__Extrait choisi__.
>>
L’assassinat du Père Noël

L’assassinat du Père Noël

C’était bien beau, les cadeaux, la chaleur du foyer et les rires enfantins. Digestion difficile. Le Père Noël, ce vieux voyant, avec sa régularité solaire, l’héritier des empereurs romains et du Divin enfant, n’est plus. Le Pape dit que le consumérisme l’a tué. Ou la raison, le manque de foi. Ou la déraison. Tous pleurent sa disparition. Hormis Coca-Cola, plus personne ne croit au Père Noël. Fini le temps des certitudes, des Petits Pères du Peuple, ces PPP sanguinaires qui promettaient le pain et l’électricité ; fini le rêve des démocraties plantureuses, dégoulinantes de jambon gras, rose et chimique ; fini le rêve de la prospérité tranquille, des salariés gavés d’autos et de téléviseurs ; oubliée la mondialisation heureuse, voici le protectionnisme revanchard, Biden enterré vivant, Trump en Père fouettard.
<<
__Consignes__.
- A) Répondez, s'il vous plaît, à ces questions sur l'extrait :
(i) Selon le Pape, qu'est-ce qui a tué le Père Noël ?
(ii) Hormis qui plus personne ne croit-il au Père Noël ?
(iii) Dans quel rôle l'extrait présente-t-il Trump ?
- B) Recopiez les lignes des enregistrements en commençant par celle qui contient « question-1-6-line-4: pour cette » et en terminant par celle qui contient « question-1-4-line-2: maximum le », en substituant « tube » à « cylindre » sans rien modifier d'autre.
L'extrait et les enregistrements n'ont aucun rapport entre eux.

__Enregistrements des zones de mise en page__.
>>
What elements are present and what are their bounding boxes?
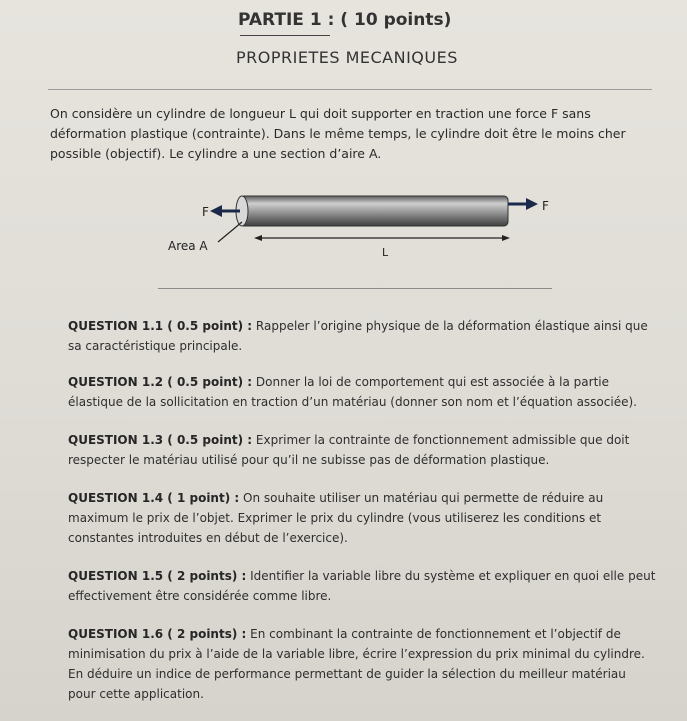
question-1-6-line-4: pour cette application.	[68, 687, 204, 701]
question-1-1-line-1	[68, 316, 668, 336]
question-1-4-label: QUESTION 1.4 ( 1 point) :	[68, 491, 240, 505]
divider-figure	[158, 288, 552, 289]
question-1-3-label: QUESTION 1.3 ( 0.5 point) :	[68, 433, 253, 447]
cylinder-body	[240, 196, 508, 226]
question-1-5-label: QUESTION 1.5 ( 2 points) :	[68, 569, 247, 583]
question-1-4-line-2: maximum le prix de l’objet. Exprimer le prix du cylindre (vous utiliserez les conditions et	[68, 511, 602, 525]
intro-line-2: déformation plastique (contrainte). Dans le même temps, le cylindre doit être le moins cher	[50, 126, 626, 141]
section-subtitle: PROPRIETES MECANIQUES	[236, 48, 458, 67]
question-1-3-line-2: respecter le matériau utilisé pour qu’il ne subisse pas de déformation plastique.	[68, 453, 550, 467]
question-1-1-line-2: sa caractéristique principale.	[68, 339, 243, 353]
page-title: PARTIE 1 : ( 10 points)	[238, 10, 452, 30]
question-1-2-label: QUESTION 1.2 ( 0.5 point) :	[68, 375, 253, 389]
question-1-2-text: Donner la loi de comportement qui est associée à la partie	[255, 375, 610, 389]
intro-line-3: possible (objectif). Le cylindre a une section d’aire A.	[50, 146, 382, 161]
question-1-1-text: Rappeler l’origine physique de la déformation élastique ainsi que	[255, 319, 648, 333]
length-label: L	[382, 246, 389, 259]
question-1-6-label: QUESTION 1.6 ( 2 points) :	[68, 627, 247, 641]
divider-top	[48, 89, 652, 90]
question-1-1-label: QUESTION 1.1 ( 0.5 point) :	[68, 319, 253, 333]
intro-line-1: On considère un cylindre de longueur L qui doit supporter en traction une force F sans	[50, 106, 591, 121]
area-label: Area A	[168, 239, 208, 253]
force-arrowhead-right-icon	[526, 198, 538, 210]
question-1-6-line-2: minimisation du prix à l’aide de la variable libre, écrire l’expression du prix minimal du cylindre.	[68, 647, 645, 661]
question-1-3-text: Exprimer la contrainte de fonctionnement admissible que doit	[255, 433, 630, 447]
area-pointer-line	[218, 222, 242, 242]
force-label-right: F	[542, 199, 549, 213]
question-1-4-text: On souhaite utiliser un matériau qui permette de réduire au	[243, 491, 604, 505]
length-arrowhead-right-icon	[502, 235, 510, 241]
question-1-4-line-1	[68, 488, 668, 508]
question-1-4-line-3: constantes introduites en début de l’exercice).	[68, 531, 348, 545]
question-1-2-line-2: élastique de la sollicitation en traction d’un matériau (donner son nom et l’équation associée).	[68, 395, 637, 409]
title-underline	[240, 35, 330, 36]
question-1-6-line-1	[68, 624, 668, 644]
force-label-left: F	[202, 205, 209, 219]
force-arrowhead-left-icon	[210, 205, 222, 217]
question-1-6-line-3: En déduire un indice de performance permettant de guider la sélection du meilleur matériau	[68, 667, 626, 681]
question-1-5-line-1	[68, 566, 668, 586]
cylinder-figure	[150, 190, 570, 270]
question-1-2-line-1	[68, 372, 668, 392]
question-1-6-text: En combinant la contrainte de fonctionnement et l’objectif de	[250, 627, 621, 641]
question-1-5-line-2: effectivement être considérée comme libre.	[68, 589, 332, 603]
question-1-3-line-1	[68, 430, 668, 450]
question-1-5-text: Identifier la variable libre du système et expliquer en quoi elle peut	[250, 569, 656, 583]
length-arrowhead-left-icon	[254, 235, 262, 241]
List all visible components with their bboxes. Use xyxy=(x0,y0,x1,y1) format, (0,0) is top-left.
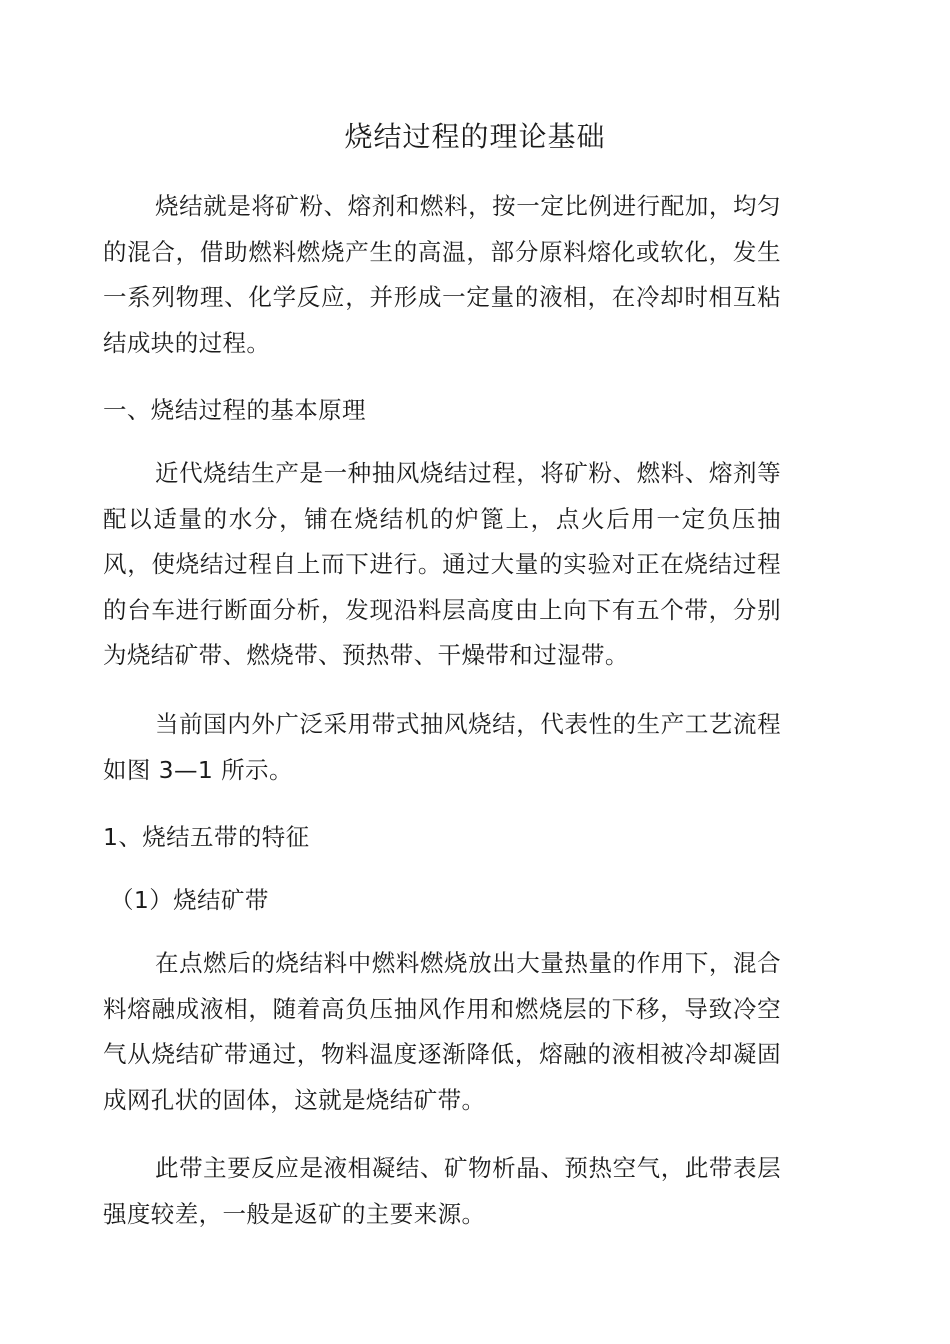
subsubsection-heading-sinter-band: （1）烧结矿带 xyxy=(110,886,269,914)
intro-paragraph: 烧结就是将矿粉、熔剂和燃料，按一定比例进行配加，均匀的混合，借助燃料燃烧产生的高温，部分原料熔化或软化，发生一系列物理、化学反应，并形成一定量的液相，在冷却时相互粘结成块的过程。 xyxy=(103,192,781,357)
sinter-band-reaction-paragraph: 此带主要反应是液相凝结、矿物析晶、预热空气，此带表层强度较差，一般是返矿的主要来源。 xyxy=(103,1154,781,1228)
document-title: 烧结过程的理论基础 xyxy=(344,120,606,153)
section-heading-basic-principle: 一、烧结过程的基本原理 xyxy=(103,396,366,424)
principle-paragraph: 近代烧结生产是一种抽风烧结过程，将矿粉、燃料、熔剂等配以适量的水分，铺在烧结机的炉篦上，点火后用一定负压抽风，使烧结过程自上而下进行。通过大量的实验对正在烧结过程的台车进行断面分析，发现沿料层高度由上向下有五个带，分别为烧结矿带、燃烧带、预热带、干燥带和过湿带。 xyxy=(103,459,781,669)
sinter-band-paragraph: 在点燃后的烧结料中燃料燃烧放出大量热量的作用下，混合料熔融成液相，随着高负压抽风作用和燃烧层的下移，导致冷空气从烧结矿带通过，物料温度逐渐降低，熔融的液相被冷却凝固成网孔状的固体，这就是烧结矿带。 xyxy=(103,949,781,1114)
subsection-heading-five-bands: 1、烧结五带的特征 xyxy=(103,823,310,851)
process-flow-paragraph: 当前国内外广泛采用带式抽风烧结，代表性的生产工艺流程如图 3—1 所示。 xyxy=(103,710,781,784)
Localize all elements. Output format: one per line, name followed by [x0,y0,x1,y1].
<<
__Corrigé__.
- A)
(i) Le consumérisme.
(ii) Coca-Cola.
(iii) En Père fouettard.

- B)
question-1-6-line-4: pour cette application.	[68, 687, 204, 701]
question-1-1-line-1	[68, 316, 668, 336]
question-1-4-label: QUESTION 1.4 ( 1 point) :	[68, 491, 240, 505]
divider-figure	[158, 288, 552, 289]
question-1-3-label: QUESTION 1.3 ( 0.5 point) :	[68, 433, 253, 447]
cylinder-body	[240, 196, 508, 226]
question-1-5-label: QUESTION 1.5 ( 2 points) :	[68, 569, 247, 583]
question-1-4-line-2: maximum le prix de l’objet. Exprimer le prix du tube (vous utiliserez les conditions et	[68, 511, 602, 525]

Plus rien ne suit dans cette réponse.